What you have to do — Check each line of the listing for the word "filamentose" and report how many lines contain it, giving nothing but the number.

Source data
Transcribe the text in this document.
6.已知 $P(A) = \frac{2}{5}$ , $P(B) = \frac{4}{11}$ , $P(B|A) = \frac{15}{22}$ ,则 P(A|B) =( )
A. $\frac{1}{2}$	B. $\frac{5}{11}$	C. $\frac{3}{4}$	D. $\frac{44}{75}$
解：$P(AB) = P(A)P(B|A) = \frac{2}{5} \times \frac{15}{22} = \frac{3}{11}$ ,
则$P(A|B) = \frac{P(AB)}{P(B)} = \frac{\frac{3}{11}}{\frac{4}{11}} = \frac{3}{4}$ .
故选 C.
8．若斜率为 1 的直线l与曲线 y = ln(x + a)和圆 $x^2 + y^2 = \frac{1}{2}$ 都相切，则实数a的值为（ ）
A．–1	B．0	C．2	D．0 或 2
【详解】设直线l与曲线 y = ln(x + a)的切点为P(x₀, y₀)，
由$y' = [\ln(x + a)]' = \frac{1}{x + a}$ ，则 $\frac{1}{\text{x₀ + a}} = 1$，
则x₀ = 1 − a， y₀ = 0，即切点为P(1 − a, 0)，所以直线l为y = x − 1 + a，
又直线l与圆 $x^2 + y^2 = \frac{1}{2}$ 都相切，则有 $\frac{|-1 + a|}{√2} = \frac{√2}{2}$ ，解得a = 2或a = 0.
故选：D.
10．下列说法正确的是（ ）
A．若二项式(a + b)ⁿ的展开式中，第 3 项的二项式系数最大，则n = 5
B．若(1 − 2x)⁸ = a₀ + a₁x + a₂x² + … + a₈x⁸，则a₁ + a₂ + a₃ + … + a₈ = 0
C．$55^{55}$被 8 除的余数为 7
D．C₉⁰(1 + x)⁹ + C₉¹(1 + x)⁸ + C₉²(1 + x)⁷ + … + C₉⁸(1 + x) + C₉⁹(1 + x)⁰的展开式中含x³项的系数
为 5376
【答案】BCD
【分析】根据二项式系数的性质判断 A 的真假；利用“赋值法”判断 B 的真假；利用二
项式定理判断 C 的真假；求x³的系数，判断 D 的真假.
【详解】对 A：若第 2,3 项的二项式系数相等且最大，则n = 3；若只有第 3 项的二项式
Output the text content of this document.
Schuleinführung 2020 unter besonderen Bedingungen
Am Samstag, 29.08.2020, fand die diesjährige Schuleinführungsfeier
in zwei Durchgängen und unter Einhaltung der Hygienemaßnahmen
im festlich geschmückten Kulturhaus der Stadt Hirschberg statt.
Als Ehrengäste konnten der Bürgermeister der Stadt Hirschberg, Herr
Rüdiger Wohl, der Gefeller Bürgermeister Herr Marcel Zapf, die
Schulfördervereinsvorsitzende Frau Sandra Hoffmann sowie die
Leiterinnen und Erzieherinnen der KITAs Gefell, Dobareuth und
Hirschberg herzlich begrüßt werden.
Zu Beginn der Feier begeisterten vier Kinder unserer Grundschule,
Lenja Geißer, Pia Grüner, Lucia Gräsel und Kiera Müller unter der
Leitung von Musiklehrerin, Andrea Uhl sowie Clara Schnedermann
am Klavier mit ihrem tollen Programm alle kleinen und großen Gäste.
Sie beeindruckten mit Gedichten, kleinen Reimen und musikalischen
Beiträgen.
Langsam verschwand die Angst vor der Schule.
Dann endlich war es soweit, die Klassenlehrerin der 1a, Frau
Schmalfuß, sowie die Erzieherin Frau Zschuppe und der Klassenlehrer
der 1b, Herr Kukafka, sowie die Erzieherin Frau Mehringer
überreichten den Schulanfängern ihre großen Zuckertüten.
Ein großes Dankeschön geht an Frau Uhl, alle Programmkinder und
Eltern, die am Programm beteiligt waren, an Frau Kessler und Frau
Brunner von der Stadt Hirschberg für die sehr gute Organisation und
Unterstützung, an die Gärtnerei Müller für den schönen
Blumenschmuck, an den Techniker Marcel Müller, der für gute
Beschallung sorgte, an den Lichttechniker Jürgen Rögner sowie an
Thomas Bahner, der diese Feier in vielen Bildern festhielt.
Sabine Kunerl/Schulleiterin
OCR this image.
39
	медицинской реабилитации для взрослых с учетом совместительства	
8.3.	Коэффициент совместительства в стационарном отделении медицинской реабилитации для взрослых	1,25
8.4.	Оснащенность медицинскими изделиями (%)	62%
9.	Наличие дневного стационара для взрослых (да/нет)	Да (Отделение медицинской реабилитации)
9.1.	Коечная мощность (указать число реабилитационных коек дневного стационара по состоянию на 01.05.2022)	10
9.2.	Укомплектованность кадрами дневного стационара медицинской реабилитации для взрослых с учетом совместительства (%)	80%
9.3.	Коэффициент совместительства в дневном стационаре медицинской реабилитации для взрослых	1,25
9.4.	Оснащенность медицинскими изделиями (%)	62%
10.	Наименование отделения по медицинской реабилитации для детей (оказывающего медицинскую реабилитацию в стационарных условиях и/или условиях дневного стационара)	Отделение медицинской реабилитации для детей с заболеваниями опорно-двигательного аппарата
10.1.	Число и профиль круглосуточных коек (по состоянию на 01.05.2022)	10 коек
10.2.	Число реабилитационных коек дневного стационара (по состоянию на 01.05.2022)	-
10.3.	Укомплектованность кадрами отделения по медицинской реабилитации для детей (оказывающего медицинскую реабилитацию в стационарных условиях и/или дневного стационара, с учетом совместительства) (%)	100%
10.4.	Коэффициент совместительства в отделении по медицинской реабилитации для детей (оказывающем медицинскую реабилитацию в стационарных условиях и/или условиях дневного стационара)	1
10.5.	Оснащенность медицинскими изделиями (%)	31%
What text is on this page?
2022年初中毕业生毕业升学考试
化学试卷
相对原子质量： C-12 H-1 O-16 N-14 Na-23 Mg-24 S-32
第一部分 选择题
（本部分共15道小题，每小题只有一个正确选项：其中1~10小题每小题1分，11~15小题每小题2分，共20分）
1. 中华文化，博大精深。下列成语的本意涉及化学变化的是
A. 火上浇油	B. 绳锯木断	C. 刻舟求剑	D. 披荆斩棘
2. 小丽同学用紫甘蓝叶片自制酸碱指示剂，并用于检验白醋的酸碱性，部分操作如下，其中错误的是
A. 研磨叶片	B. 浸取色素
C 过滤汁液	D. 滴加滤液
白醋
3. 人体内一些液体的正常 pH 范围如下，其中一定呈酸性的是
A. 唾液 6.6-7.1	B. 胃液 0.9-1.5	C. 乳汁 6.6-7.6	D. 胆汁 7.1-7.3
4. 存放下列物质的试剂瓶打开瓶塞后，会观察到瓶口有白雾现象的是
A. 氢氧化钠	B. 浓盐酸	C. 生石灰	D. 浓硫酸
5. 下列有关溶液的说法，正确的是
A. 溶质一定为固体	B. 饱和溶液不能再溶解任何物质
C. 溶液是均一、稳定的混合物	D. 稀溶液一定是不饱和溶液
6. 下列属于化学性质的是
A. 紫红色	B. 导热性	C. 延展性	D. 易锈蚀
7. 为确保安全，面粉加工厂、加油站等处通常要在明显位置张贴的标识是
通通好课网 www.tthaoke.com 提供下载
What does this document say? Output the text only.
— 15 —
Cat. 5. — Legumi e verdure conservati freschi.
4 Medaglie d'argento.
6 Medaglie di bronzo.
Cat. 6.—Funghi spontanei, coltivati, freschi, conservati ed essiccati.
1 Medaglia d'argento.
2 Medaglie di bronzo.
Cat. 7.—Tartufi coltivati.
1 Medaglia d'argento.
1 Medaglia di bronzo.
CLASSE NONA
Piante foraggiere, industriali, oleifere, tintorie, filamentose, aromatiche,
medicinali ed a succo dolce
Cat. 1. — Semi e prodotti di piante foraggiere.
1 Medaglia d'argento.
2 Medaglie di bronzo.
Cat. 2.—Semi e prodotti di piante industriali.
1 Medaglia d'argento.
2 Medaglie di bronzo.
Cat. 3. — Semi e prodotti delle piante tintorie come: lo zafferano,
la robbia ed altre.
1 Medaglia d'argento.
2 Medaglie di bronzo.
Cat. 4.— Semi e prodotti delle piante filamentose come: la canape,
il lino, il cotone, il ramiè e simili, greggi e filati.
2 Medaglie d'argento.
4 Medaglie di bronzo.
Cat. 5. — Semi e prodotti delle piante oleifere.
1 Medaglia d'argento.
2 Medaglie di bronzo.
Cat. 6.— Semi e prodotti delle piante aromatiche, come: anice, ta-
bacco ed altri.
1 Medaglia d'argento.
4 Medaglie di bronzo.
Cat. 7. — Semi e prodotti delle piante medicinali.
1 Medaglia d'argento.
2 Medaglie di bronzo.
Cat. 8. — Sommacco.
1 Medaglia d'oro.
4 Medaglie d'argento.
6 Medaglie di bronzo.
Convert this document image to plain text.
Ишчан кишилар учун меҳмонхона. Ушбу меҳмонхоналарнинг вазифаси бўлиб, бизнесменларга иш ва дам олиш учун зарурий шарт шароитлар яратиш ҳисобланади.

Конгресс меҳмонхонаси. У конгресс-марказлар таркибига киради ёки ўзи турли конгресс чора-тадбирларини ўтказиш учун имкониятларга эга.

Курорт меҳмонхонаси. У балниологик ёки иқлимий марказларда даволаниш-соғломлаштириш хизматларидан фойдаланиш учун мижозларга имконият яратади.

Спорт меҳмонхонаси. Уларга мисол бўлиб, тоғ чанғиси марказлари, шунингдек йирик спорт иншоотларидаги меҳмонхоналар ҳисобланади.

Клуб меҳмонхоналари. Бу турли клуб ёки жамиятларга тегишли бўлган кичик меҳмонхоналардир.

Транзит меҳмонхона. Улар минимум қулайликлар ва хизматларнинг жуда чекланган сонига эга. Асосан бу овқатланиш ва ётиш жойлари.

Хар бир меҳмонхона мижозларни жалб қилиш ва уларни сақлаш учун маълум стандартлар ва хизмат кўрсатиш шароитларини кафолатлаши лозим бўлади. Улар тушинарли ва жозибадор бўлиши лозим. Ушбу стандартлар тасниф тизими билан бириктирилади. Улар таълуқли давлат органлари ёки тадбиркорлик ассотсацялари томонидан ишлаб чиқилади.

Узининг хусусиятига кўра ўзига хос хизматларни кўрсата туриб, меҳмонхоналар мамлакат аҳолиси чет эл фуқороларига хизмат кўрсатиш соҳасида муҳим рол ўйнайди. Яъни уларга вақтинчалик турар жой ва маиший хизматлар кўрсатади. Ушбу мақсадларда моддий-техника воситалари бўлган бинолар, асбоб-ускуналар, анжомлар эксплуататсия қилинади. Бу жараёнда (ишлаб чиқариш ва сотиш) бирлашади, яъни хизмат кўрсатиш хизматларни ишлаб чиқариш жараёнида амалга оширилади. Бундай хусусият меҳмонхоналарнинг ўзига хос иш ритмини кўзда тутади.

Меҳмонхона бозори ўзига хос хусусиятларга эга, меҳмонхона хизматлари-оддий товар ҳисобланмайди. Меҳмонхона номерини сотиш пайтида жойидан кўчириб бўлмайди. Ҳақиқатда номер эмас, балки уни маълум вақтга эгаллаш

Task output — 2